[start]

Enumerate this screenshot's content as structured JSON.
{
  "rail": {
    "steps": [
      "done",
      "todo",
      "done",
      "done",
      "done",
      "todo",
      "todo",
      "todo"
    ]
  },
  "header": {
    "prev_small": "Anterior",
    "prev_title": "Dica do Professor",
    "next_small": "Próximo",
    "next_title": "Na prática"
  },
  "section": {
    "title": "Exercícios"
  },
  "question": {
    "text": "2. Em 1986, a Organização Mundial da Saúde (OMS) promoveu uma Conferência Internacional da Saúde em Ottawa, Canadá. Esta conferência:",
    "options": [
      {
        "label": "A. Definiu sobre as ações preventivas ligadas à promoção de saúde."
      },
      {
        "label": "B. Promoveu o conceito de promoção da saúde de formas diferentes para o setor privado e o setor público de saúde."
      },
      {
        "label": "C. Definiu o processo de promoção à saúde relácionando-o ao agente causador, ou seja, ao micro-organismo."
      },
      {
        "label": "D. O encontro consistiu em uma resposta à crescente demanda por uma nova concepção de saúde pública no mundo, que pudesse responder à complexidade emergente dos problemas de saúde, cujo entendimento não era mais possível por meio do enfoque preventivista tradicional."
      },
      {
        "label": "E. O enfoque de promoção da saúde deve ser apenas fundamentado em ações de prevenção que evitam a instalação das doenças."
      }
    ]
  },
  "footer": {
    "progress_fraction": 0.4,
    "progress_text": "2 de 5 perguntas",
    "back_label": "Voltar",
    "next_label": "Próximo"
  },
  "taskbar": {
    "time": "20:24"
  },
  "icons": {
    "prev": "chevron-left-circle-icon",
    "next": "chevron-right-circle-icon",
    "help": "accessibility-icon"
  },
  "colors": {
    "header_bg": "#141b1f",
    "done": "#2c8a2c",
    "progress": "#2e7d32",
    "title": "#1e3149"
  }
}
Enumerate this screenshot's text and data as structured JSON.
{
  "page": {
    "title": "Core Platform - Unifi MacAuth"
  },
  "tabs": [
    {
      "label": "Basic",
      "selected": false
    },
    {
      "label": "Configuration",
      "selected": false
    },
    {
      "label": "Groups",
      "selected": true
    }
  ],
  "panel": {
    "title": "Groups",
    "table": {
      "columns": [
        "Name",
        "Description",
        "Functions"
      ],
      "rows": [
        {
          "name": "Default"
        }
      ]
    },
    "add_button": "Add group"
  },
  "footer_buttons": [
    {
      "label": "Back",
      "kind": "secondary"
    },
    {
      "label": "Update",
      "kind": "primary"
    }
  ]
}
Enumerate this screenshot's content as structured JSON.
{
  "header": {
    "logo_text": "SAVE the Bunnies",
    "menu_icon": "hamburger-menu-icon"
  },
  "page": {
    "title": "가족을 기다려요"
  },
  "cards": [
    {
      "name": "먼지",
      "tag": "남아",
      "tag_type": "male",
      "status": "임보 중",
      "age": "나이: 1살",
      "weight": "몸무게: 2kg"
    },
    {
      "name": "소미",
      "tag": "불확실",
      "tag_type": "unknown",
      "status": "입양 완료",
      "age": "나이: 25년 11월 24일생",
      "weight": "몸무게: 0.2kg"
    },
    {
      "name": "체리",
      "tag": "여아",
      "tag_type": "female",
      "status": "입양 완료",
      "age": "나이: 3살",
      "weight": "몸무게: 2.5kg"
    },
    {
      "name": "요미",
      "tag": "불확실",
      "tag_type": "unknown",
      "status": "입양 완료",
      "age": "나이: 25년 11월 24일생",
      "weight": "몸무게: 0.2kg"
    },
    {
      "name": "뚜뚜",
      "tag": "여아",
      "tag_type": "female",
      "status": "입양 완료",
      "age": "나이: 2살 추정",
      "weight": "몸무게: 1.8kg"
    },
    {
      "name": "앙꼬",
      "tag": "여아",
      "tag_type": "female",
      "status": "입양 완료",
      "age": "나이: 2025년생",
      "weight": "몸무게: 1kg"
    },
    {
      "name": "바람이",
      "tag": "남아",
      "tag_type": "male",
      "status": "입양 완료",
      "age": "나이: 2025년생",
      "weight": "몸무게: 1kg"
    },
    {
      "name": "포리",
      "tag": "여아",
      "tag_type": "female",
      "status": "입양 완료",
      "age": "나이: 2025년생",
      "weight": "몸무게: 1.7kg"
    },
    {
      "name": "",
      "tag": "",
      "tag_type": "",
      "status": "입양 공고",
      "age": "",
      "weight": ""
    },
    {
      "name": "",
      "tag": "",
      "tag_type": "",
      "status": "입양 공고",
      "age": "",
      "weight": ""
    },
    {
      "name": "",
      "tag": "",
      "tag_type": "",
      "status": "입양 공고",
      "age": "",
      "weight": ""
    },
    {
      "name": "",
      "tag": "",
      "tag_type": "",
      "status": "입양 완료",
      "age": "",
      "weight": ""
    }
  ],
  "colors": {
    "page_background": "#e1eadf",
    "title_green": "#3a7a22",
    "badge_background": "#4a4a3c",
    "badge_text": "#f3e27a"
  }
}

[end]

Reproduce the material verbatim, line by line.

Enumerate this screenshot's content as structured JSON.
{
  "rail": {
    "steps": [
      "done",
      "todo",
      "done",
      "done",
      "done",
      "todo",
      "todo",
      "todo"
    ]
  },
  "header": {
    "prev_small": "Anterior",
    "prev_title": "Dica do Professor",
    "next_small": "Próximo",
    "next_title": "Na prática"
  },
  "section": {
    "title": "Exercícios"
  },
  "question": {
    "text": "2. Em 1986, a Organização Mundial da Saúde (OMS) promoveu uma Conferência Internacional da Saúde em Ottawa, Canadá. Esta conferência:",
    "options": [
      {
        "label": "A. Definiu sobre as ações preventivas ligadas à promoção de saúde."
      },
      {
        "label": "B. Promoveu o conceito de promoção da saúde de formas diferentes para o setor privado e o setor público de saúde."
      },
      {
        "label": "C. Definiu o processo de promoção à saúde relácionando-o ao agente causador, ou seja, ao micro-organismo."
      },
      {
        "label": "D. O encontro consistiu em uma resposta à crescente demanda por uma nova concepção de saúde pública no mundo, que pudesse responder à complexidade emergente dos problemas de saúde, cujo entendimento não era mais possível por meio do enfoque preventivista tradicional."
      },
      {
        "label": "E. O enfoque de promoção da saúde deve ser apenas fundamentado em ações de prevenção que evitam a instalação das doenças."
      }
    ]
  },
  "footer": {
    "progress_fraction": 0.4,
    "progress_text": "2 de 5 perguntas",
    "back_label": "Voltar",
    "next_label": "Próximo"
  },
  "taskbar": {
    "time": "20:24"
  },
  "icons": {
    "prev": "chevron-left-circle-icon",
    "next": "chevron-right-circle-icon",
    "help": "accessibility-icon"
  },
  "colors": {
    "header_bg": "#141b1f",
    "done": "#2c8a2c",
    "progress": "#2e7d32",
    "title": "#1e3149"
  }
}
Enumerate this screenshot's text and data as structured JSON.
{
  "page": {
    "title": "Core Platform - Unifi MacAuth"
  },
  "tabs": [
    {
      "label": "Basic",
      "selected": false
    },
    {
      "label": "Configuration",
      "selected": false
    },
    {
      "label": "Groups",
      "selected": true
    }
  ],
  "panel": {
    "title": "Groups",
    "table": {
      "columns": [
        "Name",
        "Description",
        "Functions"
      ],
      "rows": [
        {
          "name": "Default"
        }
      ]
    },
    "add_button": "Add group"
  },
  "footer_buttons": [
    {
      "label": "Back",
      "kind": "secondary"
    },
    {
      "label": "Update",
      "kind": "primary"
    }
  ]
}
Enumerate this screenshot's content as structured JSON.
{
  "header": {
    "logo_text": "SAVE the Bunnies",
    "menu_icon": "hamburger-menu-icon"
  },
  "page": {
    "title": "가족을 기다려요"
  },
  "cards": [
    {
      "name": "먼지",
      "tag": "남아",
      "tag_type": "male",
      "status": "임보 중",
      "age": "나이: 1살",
      "weight": "몸무게: 2kg"
    },
    {
      "name": "소미",
      "tag": "불확실",
      "tag_type": "unknown",
      "status": "입양 완료",
      "age": "나이: 25년 11월 24일생",
      "weight": "몸무게: 0.2kg"
    },
    {
      "name": "체리",
      "tag": "여아",
      "tag_type": "female",
      "status": "입양 완료",
      "age": "나이: 3살",
      "weight": "몸무게: 2.5kg"
    },
    {
      "name": "요미",
      "tag": "불확실",
      "tag_type": "unknown",
      "status": "입양 완료",
      "age": "나이: 25년 11월 24일생",
      "weight": "몸무게: 0.2kg"
    },
    {
      "name": "뚜뚜",
      "tag": "여아",
      "tag_type": "female",
      "status": "입양 완료",
      "age": "나이: 2살 추정",
      "weight": "몸무게: 1.8kg"
    },
    {
      "name": "앙꼬",
      "tag": "여아",
      "tag_type": "female",
      "status": "입양 완료",
      "age": "나이: 2025년생",
      "weight": "몸무게: 1kg"
    },
    {
      "name": "바람이",
      "tag": "남아",
      "tag_type": "male",
      "status": "입양 완료",
      "age": "나이: 2025년생",
      "weight": "몸무게: 1kg"
    },
    {
      "name": "포리",
      "tag": "여아",
      "tag_type": "female",
      "status": "입양 완료",
      "age": "나이: 2025년생",
      "weight": "몸무게: 1.7kg"
    },
    {
      "name": "",
      "tag": "",
      "tag_type": "",
      "status": "입양 공고",
      "age": "",
      "weight": ""
    },
    {
      "name": "",
      "tag": "",
      "tag_type": "",
      "status": "입양 공고",
      "age": "",
      "weight": ""
    },
    {
      "name": "",
      "tag": "",
      "tag_type": "",
      "status": "입양 공고",
      "age": "",
      "weight": ""
    },
    {
      "name": "",
      "tag": "",
      "tag_type": "",
      "status": "입양 완료",
      "age": "",
      "weight": ""
    }
  ],
  "colors": {
    "page_background": "#e1eadf",
    "title_green": "#3a7a22",
    "badge_background": "#4a4a3c",
    "badge_text": "#f3e27a"
  }
}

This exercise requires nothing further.